[Raw records]
-.-.-
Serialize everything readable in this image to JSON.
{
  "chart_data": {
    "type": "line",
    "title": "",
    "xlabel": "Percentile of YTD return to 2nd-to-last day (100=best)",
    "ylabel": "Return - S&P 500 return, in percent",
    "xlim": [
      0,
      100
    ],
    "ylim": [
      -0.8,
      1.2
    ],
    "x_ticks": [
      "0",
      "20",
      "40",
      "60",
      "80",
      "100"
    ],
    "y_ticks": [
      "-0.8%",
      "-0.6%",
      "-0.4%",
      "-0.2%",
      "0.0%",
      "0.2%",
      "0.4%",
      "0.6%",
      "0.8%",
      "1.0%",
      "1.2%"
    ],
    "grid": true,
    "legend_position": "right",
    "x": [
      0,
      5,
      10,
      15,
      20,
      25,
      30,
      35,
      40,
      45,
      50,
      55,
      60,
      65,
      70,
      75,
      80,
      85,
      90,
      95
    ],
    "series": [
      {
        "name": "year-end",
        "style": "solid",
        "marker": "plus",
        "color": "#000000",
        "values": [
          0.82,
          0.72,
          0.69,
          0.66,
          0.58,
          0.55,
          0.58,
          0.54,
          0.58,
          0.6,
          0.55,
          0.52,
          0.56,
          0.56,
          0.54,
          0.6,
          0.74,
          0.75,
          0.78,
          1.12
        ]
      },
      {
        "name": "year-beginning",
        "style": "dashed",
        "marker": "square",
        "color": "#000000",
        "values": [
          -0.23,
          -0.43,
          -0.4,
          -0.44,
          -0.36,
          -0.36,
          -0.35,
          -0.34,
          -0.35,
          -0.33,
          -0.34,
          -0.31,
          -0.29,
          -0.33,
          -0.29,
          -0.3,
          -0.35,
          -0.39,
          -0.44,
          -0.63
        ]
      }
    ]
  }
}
-.-.-
- PROBLEM DESCRIPTION -
Return all of the data exactly as it reads.

- SOLUTION TO THIS TASK -
Serialize everything readable in this image to JSON.
{
  "chart_data": {
    "type": "line",
    "title": "",
    "xlabel": "Percentile of YTD return to 2nd-to-last day (100=best)",
    "ylabel": "Return - S&P 500 return, in percent",
    "xlim": [
      0,
      100
    ],
    "ylim": [
      -0.8,
      1.2
    ],
    "x_ticks": [
      "0",
      "20",
      "40",
      "60",
      "80",
      "100"
    ],
    "y_ticks": [
      "-0.8%",
      "-0.6%",
      "-0.4%",
      "-0.2%",
      "0.0%",
      "0.2%",
      "0.4%",
      "0.6%",
      "0.8%",
      "1.0%",
      "1.2%"
    ],
    "grid": true,
    "legend_position": "right",
    "x": [
      0,
      5,
      10,
      15,
      20,
      25,
      30,
      35,
      40,
      45,
      50,
      55,
      60,
      65,
      70,
      75,
      80,
      85,
      90,
      95
    ],
    "series": [
      {
        "name": "year-end",
        "style": "solid",
        "marker": "plus",
        "color": "#000000",
        "values": [
          0.82,
          0.72,
          0.69,
          0.66,
          0.58,
          0.55,
          0.58,
          0.54,
          0.58,
          0.6,
          0.55,
          0.52,
          0.56,
          0.56,
          0.54,
          0.6,
          0.74,
          0.75,
          0.78,
          1.12
        ]
      },
      {
        "name": "year-beginning",
        "style": "dashed",
        "marker": "square",
        "color": "#000000",
        "values": [
          -0.23,
          -0.43,
          -0.4,
          -0.44,
          -0.36,
          -0.36,
          -0.35,
          -0.34,
          -0.35,
          -0.33,
          -0.34,
          -0.31,
          -0.29,
          -0.33,
          -0.29,
          -0.3,
          -0.35,
          -0.39,
          -0.44,
          -0.63
        ]
      }
    ]
  }
}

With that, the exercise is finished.